- [WHAT IS EXPECTED]
Copy out all the entries word for word.

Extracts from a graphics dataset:
- - -

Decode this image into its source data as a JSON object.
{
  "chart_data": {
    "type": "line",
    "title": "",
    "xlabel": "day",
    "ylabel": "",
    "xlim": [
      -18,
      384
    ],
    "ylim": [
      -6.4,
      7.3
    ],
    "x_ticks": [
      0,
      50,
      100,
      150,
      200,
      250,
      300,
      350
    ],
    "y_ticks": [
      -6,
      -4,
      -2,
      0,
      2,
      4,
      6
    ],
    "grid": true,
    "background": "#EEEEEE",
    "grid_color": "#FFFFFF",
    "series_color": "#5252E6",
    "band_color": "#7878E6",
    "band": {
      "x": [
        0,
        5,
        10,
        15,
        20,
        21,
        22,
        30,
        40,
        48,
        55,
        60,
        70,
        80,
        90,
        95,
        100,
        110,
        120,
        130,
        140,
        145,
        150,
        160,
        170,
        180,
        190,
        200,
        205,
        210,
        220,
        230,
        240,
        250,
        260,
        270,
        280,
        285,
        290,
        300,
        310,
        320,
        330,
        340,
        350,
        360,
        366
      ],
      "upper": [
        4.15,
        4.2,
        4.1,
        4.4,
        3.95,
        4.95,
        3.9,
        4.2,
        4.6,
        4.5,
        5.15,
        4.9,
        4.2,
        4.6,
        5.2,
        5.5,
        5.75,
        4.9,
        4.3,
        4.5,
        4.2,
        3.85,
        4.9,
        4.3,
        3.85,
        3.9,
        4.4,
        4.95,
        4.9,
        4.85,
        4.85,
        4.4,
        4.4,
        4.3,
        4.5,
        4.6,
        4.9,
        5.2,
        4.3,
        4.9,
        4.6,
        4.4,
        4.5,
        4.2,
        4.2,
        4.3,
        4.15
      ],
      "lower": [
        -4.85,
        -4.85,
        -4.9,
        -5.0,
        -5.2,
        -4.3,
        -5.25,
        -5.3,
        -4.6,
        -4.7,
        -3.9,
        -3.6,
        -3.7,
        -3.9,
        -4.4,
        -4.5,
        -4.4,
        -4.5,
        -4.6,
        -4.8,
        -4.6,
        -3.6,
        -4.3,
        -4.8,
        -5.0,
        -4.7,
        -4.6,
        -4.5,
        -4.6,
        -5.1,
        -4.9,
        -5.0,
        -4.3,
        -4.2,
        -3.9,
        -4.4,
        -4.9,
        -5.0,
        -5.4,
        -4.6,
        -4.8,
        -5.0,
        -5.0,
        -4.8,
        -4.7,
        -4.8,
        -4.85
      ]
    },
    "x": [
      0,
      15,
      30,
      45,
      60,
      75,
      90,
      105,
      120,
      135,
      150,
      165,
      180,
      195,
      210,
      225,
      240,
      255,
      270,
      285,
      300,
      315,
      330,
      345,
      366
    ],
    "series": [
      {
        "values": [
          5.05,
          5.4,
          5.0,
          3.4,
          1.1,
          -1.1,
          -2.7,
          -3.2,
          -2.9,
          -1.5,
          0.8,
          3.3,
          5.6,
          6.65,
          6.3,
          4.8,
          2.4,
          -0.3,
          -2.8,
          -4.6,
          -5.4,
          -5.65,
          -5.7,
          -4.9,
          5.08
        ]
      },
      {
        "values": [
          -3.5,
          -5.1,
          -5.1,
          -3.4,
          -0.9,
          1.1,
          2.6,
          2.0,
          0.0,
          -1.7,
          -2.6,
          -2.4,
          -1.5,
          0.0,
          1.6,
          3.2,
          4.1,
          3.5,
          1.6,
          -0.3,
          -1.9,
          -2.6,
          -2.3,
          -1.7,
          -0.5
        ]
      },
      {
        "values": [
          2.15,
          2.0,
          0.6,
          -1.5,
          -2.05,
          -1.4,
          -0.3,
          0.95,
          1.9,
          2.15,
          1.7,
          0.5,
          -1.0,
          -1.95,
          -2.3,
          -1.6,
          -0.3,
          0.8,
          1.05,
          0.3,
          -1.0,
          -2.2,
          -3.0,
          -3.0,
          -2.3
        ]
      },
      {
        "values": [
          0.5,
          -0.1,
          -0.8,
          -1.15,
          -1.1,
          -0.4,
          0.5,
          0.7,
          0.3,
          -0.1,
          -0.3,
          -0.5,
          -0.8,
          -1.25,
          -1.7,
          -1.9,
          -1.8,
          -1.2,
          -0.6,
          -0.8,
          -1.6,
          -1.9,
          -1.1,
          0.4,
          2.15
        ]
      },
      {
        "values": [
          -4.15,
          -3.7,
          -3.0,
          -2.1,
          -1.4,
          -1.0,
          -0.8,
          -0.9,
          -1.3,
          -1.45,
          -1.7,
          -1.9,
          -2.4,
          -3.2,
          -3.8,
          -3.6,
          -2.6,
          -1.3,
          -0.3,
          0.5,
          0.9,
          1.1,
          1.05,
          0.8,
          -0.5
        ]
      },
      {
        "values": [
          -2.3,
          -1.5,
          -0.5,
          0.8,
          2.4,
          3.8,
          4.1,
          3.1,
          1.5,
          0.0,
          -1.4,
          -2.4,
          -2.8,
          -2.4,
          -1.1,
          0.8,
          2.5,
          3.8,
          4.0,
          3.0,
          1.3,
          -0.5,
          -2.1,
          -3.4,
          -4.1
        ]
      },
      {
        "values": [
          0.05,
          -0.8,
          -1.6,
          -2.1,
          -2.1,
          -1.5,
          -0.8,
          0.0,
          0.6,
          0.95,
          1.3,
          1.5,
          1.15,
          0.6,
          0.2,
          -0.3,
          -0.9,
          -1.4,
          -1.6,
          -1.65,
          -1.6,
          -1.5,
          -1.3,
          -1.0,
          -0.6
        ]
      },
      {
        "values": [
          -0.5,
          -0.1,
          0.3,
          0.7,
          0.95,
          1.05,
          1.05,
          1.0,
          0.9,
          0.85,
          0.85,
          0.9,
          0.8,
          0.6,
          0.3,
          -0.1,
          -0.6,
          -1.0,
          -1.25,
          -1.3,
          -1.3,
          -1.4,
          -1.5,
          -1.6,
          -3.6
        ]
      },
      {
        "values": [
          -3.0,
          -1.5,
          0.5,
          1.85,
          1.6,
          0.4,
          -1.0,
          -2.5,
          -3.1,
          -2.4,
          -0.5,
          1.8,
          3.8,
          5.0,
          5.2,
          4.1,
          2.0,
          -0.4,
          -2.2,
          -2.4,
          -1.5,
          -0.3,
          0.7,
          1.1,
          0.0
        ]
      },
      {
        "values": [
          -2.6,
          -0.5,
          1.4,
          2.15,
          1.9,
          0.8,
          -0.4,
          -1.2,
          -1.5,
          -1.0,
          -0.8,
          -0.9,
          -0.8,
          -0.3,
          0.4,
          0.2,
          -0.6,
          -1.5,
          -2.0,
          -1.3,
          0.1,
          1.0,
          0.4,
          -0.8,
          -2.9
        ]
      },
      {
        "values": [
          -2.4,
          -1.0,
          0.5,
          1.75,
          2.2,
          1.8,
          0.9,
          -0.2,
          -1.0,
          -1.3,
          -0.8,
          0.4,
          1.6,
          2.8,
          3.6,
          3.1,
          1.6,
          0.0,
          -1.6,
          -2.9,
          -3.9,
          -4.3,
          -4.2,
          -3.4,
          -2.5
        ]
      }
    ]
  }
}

- - -

- [RESULT OF THE TASK]
Decode this image into its source data as a JSON object.
{
  "chart_data": {
    "type": "line",
    "title": "",
    "xlabel": "day",
    "ylabel": "",
    "xlim": [
      -18,
      384
    ],
    "ylim": [
      -6.4,
      7.3
    ],
    "x_ticks": [
      0,
      50,
      100,
      150,
      200,
      250,
      300,
      350
    ],
    "y_ticks": [
      -6,
      -4,
      -2,
      0,
      2,
      4,
      6
    ],
    "grid": true,
    "background": "#EEEEEE",
    "grid_color": "#FFFFFF",
    "series_color": "#5252E6",
    "band_color": "#7878E6",
    "band": {
      "x": [
        0,
        5,
        10,
        15,
        20,
        21,
        22,
        30,
        40,
        48,
        55,
        60,
        70,
        80,
        90,
        95,
        100,
        110,
        120,
        130,
        140,
        145,
        150,
        160,
        170,
        180,
        190,
        200,
        205,
        210,
        220,
        230,
        240,
        250,
        260,
        270,
        280,
        285,
        290,
        300,
        310,
        320,
        330,
        340,
        350,
        360,
        366
      ],
      "upper": [
        4.15,
        4.2,
        4.1,
        4.4,
        3.95,
        4.95,
        3.9,
        4.2,
        4.6,
        4.5,
        5.15,
        4.9,
        4.2,
        4.6,
        5.2,
        5.5,
        5.75,
        4.9,
        4.3,
        4.5,
        4.2,
        3.85,
        4.9,
        4.3,
        3.85,
        3.9,
        4.4,
        4.95,
        4.9,
        4.85,
        4.85,
        4.4,
        4.4,
        4.3,
        4.5,
        4.6,
        4.9,
        5.2,
        4.3,
        4.9,
        4.6,
        4.4,
        4.5,
        4.2,
        4.2,
        4.3,
        4.15
      ],
      "lower": [
        -4.85,
        -4.85,
        -4.9,
        -5.0,
        -5.2,
        -4.3,
        -5.25,
        -5.3,
        -4.6,
        -4.7,
        -3.9,
        -3.6,
        -3.7,
        -3.9,
        -4.4,
        -4.5,
        -4.4,
        -4.5,
        -4.6,
        -4.8,
        -4.6,
        -3.6,
        -4.3,
        -4.8,
        -5.0,
        -4.7,
        -4.6,
        -4.5,
        -4.6,
        -5.1,
        -4.9,
        -5.0,
        -4.3,
        -4.2,
        -3.9,
        -4.4,
        -4.9,
        -5.0,
        -5.4,
        -4.6,
        -4.8,
        -5.0,
        -5.0,
        -4.8,
        -4.7,
        -4.8,
        -4.85
      ]
    },
    "x": [
      0,
      15,
      30,
      45,
      60,
      75,
      90,
      105,
      120,
      135,
      150,
      165,
      180,
      195,
      210,
      225,
      240,
      255,
      270,
      285,
      300,
      315,
      330,
      345,
      366
    ],
    "series": [
      {
        "values": [
          5.05,
          5.4,
          5.0,
          3.4,
          1.1,
          -1.1,
          -2.7,
          -3.2,
          -2.9,
          -1.5,
          0.8,
          3.3,
          5.6,
          6.65,
          6.3,
          4.8,
          2.4,
          -0.3,
          -2.8,
          -4.6,
          -5.4,
          -5.65,
          -5.7,
          -4.9,
          5.08
        ]
      },
      {
        "values": [
          -3.5,
          -5.1,
          -5.1,
          -3.4,
          -0.9,
          1.1,
          2.6,
          2.0,
          0.0,
          -1.7,
          -2.6,
          -2.4,
          -1.5,
          0.0,
          1.6,
          3.2,
          4.1,
          3.5,
          1.6,
          -0.3,
          -1.9,
          -2.6,
          -2.3,
          -1.7,
          -0.5
        ]
      },
      {
        "values": [
          2.15,
          2.0,
          0.6,
          -1.5,
          -2.05,
          -1.4,
          -0.3,
          0.95,
          1.9,
          2.15,
          1.7,
          0.5,
          -1.0,
          -1.95,
          -2.3,
          -1.6,
          -0.3,
          0.8,
          1.05,
          0.3,
          -1.0,
          -2.2,
          -3.0,
          -3.0,
          -2.3
        ]
      },
      {
        "values": [
          0.5,
          -0.1,
          -0.8,
          -1.15,
          -1.1,
          -0.4,
          0.5,
          0.7,
          0.3,
          -0.1,
          -0.3,
          -0.5,
          -0.8,
          -1.25,
          -1.7,
          -1.9,
          -1.8,
          -1.2,
          -0.6,
          -0.8,
          -1.6,
          -1.9,
          -1.1,
          0.4,
          2.15
        ]
      },
      {
        "values": [
          -4.15,
          -3.7,
          -3.0,
          -2.1,
          -1.4,
          -1.0,
          -0.8,
          -0.9,
          -1.3,
          -1.45,
          -1.7,
          -1.9,
          -2.4,
          -3.2,
          -3.8,
          -3.6,
          -2.6,
          -1.3,
          -0.3,
          0.5,
          0.9,
          1.1,
          1.05,
          0.8,
          -0.5
        ]
      },
      {
        "values": [
          -2.3,
          -1.5,
          -0.5,
          0.8,
          2.4,
          3.8,
          4.1,
          3.1,
          1.5,
          0.0,
          -1.4,
          -2.4,
          -2.8,
          -2.4,
          -1.1,
          0.8,
          2.5,
          3.8,
          4.0,
          3.0,
          1.3,
          -0.5,
          -2.1,
          -3.4,
          -4.1
        ]
      },
      {
        "values": [
          0.05,
          -0.8,
          -1.6,
          -2.1,
          -2.1,
          -1.5,
          -0.8,
          0.0,
          0.6,
          0.95,
          1.3,
          1.5,
          1.15,
          0.6,
          0.2,
          -0.3,
          -0.9,
          -1.4,
          -1.6,
          -1.65,
          -1.6,
          -1.5,
          -1.3,
          -1.0,
          -0.6
        ]
      },
      {
        "values": [
          -0.5,
          -0.1,
          0.3,
          0.7,
          0.95,
          1.05,
          1.05,
          1.0,
          0.9,
          0.85,
          0.85,
          0.9,
          0.8,
          0.6,
          0.3,
          -0.1,
          -0.6,
          -1.0,
          -1.25,
          -1.3,
          -1.3,
          -1.4,
          -1.5,
          -1.6,
          -3.6
        ]
      },
      {
        "values": [
          -3.0,
          -1.5,
          0.5,
          1.85,
          1.6,
          0.4,
          -1.0,
          -2.5,
          -3.1,
          -2.4,
          -0.5,
          1.8,
          3.8,
          5.0,
          5.2,
          4.1,
          2.0,
          -0.4,
          -2.2,
          -2.4,
          -1.5,
          -0.3,
          0.7,
          1.1,
          0.0
        ]
      },
      {
        "values": [
          -2.6,
          -0.5,
          1.4,
          2.15,
          1.9,
          0.8,
          -0.4,
          -1.2,
          -1.5,
          -1.0,
          -0.8,
          -0.9,
          -0.8,
          -0.3,
          0.4,
          0.2,
          -0.6,
          -1.5,
          -2.0,
          -1.3,
          0.1,
          1.0,
          0.4,
          -0.8,
          -2.9
        ]
      },
      {
        "values": [
          -2.4,
          -1.0,
          0.5,
          1.75,
          2.2,
          1.8,
          0.9,
          -0.2,
          -1.0,
          -1.3,
          -0.8,
          0.4,
          1.6,
          2.8,
          3.6,
          3.1,
          1.6,
          0.0,
          -1.6,
          -2.9,
          -3.9,
          -4.3,
          -4.2,
          -3.4,
          -2.5
        ]
      }
    ]
  }
}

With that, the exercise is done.